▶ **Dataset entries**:
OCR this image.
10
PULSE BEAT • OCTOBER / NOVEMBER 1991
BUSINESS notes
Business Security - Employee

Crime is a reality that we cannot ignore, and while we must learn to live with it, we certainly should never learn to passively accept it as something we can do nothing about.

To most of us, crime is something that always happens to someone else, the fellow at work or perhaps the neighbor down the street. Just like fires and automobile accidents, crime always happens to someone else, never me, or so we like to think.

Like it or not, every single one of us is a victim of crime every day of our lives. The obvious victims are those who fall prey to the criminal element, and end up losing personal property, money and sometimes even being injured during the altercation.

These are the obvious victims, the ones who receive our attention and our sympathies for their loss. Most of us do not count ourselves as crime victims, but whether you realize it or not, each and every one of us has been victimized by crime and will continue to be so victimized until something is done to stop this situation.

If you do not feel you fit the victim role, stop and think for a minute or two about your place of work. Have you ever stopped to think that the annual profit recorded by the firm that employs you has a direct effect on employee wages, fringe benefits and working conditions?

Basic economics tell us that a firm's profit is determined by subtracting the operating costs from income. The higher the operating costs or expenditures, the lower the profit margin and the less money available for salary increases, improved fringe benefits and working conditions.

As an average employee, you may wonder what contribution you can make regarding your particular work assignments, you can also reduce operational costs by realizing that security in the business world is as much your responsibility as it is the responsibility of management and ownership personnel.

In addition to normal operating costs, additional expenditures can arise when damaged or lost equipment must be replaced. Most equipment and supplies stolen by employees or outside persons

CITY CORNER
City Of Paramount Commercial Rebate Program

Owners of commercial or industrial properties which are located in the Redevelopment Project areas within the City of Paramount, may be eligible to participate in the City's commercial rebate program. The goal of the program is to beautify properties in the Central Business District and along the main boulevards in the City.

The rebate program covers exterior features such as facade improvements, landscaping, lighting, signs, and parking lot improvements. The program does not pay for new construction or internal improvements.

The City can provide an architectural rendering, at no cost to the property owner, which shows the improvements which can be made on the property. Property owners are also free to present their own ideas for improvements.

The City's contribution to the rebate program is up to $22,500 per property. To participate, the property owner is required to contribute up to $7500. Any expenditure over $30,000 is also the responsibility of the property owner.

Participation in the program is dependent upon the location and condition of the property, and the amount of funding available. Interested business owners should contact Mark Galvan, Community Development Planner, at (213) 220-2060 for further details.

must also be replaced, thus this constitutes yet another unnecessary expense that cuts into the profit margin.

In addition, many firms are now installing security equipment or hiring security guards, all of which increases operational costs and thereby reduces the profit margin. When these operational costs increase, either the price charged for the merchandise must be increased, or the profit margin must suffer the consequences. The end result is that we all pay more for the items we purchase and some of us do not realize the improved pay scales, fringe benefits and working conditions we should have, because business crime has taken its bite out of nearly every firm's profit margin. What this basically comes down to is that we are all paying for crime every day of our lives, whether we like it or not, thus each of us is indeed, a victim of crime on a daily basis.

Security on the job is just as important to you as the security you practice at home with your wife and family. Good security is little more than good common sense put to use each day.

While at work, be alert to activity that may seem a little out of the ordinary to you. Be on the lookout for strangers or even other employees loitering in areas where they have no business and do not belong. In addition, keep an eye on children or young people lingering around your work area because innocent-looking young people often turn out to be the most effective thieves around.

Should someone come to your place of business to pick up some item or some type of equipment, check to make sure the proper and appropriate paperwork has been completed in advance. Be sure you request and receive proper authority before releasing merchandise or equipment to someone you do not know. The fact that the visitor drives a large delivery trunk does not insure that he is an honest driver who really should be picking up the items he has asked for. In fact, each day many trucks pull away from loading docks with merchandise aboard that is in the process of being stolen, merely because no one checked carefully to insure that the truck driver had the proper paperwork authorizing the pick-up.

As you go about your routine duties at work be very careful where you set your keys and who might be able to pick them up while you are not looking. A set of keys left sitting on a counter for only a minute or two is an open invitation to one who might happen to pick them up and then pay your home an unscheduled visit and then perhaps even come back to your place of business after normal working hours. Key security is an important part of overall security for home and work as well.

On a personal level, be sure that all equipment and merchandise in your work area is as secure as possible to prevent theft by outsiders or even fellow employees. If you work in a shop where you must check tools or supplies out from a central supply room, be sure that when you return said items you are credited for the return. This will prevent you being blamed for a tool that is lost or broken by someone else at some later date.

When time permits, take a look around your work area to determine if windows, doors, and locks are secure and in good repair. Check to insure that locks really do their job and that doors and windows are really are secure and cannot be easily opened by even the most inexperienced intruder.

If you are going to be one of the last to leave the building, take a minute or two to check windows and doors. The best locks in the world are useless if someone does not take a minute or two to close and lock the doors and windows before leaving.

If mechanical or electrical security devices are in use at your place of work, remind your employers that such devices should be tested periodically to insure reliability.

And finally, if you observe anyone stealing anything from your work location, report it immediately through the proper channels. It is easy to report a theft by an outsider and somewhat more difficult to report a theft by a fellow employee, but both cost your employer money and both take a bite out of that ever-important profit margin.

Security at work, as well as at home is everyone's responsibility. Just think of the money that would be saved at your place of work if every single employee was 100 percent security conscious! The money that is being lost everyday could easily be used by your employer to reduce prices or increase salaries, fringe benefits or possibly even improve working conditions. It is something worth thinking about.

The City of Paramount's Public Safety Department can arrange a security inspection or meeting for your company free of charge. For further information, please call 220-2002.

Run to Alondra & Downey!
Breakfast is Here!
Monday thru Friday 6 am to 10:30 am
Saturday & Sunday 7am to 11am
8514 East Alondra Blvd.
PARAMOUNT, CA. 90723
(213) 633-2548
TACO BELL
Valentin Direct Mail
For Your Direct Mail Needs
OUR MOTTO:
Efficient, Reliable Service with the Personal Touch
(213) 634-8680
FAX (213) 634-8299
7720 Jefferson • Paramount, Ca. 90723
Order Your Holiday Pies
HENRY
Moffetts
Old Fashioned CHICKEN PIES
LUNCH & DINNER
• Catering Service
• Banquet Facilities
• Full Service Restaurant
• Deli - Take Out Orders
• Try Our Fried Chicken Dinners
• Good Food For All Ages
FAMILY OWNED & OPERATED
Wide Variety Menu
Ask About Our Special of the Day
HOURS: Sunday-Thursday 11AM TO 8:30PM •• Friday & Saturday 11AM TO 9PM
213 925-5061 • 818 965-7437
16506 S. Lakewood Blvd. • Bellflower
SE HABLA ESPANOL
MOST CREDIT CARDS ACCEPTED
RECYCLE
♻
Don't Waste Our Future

▶ **What the task asks**:
Go through the material above and copy each line that has the word "Saturday".

▶ **Result below**:
Saturday & Sunday 7am to 11am
HOURS: Sunday-Thursday 11AM TO 8:30PM •• Friday & Saturday 11AM TO 9PM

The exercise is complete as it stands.